Saved entries:
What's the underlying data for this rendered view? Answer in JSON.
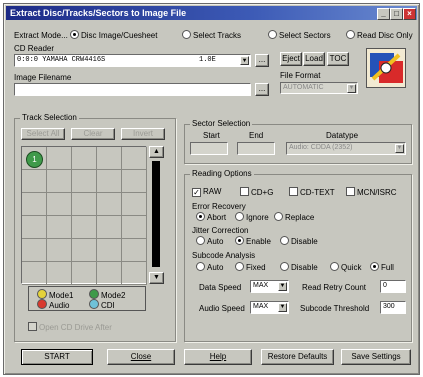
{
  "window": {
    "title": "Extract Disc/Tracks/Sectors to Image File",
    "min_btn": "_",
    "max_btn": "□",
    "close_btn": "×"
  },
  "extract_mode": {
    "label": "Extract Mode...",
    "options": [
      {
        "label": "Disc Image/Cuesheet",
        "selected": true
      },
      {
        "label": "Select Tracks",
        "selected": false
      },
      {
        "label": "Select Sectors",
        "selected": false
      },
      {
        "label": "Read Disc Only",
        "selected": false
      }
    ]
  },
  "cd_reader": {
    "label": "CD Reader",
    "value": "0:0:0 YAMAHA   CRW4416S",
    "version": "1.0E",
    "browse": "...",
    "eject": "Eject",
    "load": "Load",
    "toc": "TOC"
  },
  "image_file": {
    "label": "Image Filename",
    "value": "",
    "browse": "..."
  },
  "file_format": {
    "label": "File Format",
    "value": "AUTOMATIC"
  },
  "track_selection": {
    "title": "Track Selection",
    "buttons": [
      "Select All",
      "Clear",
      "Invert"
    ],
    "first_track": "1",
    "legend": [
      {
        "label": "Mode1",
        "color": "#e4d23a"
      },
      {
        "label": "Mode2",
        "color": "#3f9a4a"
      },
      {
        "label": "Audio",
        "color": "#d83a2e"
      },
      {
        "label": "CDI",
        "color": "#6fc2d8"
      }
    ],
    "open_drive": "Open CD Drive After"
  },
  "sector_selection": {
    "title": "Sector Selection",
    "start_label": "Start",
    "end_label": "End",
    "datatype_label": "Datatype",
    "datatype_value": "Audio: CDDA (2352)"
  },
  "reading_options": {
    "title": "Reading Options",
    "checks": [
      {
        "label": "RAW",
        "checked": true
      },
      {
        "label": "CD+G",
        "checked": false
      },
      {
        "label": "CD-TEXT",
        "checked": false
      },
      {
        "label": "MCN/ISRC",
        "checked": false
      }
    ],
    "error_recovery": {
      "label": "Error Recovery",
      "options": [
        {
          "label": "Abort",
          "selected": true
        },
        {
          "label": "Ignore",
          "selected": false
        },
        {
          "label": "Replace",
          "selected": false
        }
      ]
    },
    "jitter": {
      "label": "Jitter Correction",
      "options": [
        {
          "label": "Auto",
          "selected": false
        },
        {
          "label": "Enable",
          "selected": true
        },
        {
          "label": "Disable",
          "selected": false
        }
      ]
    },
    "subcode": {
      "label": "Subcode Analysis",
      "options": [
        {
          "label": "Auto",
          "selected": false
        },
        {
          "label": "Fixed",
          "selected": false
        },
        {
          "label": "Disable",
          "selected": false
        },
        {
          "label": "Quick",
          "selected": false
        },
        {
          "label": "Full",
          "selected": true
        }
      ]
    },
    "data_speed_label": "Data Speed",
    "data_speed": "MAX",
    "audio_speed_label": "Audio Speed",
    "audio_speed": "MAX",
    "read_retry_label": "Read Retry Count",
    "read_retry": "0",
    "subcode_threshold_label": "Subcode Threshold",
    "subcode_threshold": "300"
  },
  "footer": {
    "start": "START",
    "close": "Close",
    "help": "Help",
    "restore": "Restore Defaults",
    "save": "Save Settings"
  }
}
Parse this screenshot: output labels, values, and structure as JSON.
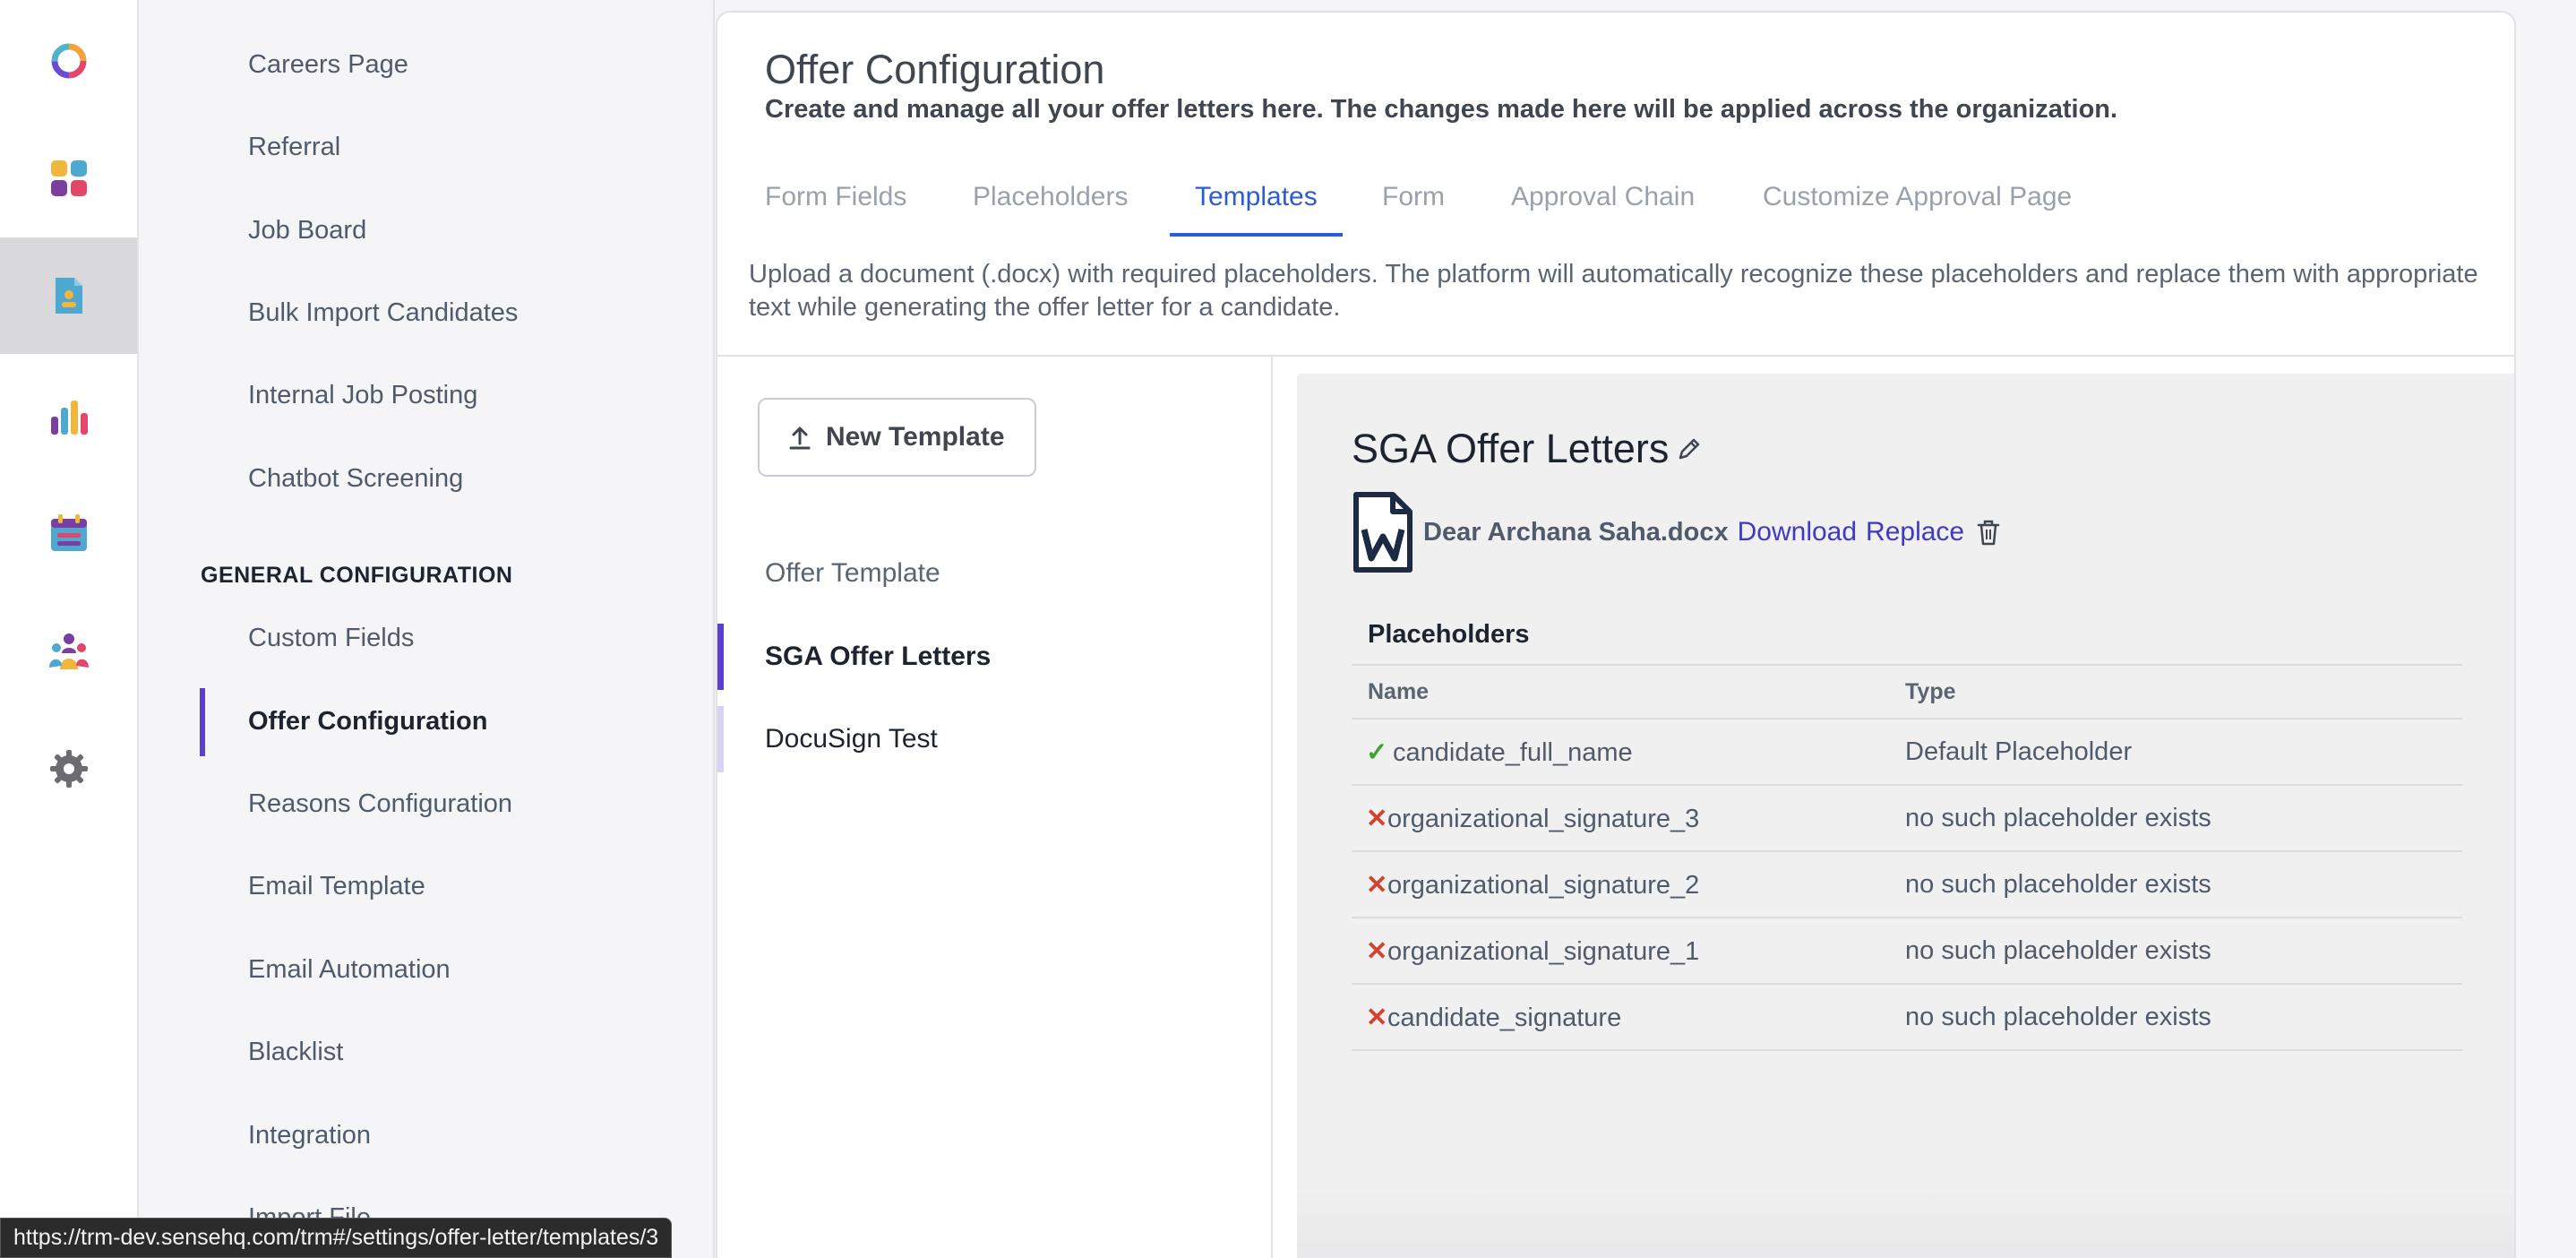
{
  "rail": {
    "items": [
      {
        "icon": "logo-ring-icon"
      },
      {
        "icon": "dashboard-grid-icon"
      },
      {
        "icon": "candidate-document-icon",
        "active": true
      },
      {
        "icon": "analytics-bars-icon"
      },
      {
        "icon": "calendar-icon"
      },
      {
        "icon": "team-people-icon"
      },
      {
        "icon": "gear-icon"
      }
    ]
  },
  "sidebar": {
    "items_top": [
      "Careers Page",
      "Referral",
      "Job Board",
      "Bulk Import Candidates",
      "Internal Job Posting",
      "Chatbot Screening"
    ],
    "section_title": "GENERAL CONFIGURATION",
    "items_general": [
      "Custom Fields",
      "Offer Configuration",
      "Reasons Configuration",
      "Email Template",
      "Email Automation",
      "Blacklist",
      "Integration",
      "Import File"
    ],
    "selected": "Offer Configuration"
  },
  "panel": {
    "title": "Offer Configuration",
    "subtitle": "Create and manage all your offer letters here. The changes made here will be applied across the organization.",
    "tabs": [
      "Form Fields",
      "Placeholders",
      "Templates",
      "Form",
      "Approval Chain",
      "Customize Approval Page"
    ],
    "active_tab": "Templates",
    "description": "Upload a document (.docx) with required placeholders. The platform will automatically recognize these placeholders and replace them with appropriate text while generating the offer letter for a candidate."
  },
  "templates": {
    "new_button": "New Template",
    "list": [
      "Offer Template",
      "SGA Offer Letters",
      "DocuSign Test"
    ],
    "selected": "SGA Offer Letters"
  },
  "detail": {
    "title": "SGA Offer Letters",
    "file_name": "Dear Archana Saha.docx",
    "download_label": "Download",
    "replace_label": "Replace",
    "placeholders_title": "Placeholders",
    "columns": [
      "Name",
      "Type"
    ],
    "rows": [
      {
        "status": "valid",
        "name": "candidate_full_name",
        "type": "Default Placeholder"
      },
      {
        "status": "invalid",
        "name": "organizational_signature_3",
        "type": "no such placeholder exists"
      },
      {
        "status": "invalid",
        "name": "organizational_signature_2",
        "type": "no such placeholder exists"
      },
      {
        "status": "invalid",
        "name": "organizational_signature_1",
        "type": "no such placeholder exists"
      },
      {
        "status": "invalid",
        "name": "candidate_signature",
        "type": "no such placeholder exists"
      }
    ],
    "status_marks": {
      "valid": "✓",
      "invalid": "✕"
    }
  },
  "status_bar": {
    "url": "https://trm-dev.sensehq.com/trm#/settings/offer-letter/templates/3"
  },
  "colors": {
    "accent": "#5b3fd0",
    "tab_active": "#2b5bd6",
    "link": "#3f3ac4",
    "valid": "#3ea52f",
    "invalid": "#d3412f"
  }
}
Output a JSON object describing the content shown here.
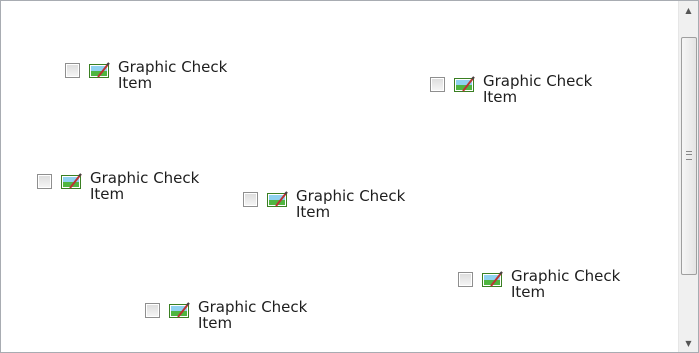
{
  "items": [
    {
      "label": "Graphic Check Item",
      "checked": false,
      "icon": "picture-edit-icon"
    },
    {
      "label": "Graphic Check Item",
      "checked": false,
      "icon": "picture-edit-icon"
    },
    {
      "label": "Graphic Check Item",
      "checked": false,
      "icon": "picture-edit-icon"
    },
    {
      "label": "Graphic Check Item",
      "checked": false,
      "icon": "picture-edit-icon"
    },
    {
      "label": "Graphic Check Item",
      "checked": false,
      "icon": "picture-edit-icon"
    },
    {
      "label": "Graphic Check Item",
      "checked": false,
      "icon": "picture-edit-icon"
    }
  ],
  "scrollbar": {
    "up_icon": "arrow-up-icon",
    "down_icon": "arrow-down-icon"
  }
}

▸ **REQUEST**
Filter the listing for the word "this" and copy every line that holds it.

▸ **COMPLETED EXERCISE**
What's the underlying data for this rendered view? Answer in JSON.
Parse this screenshot: output labels, values, and structure as JSON.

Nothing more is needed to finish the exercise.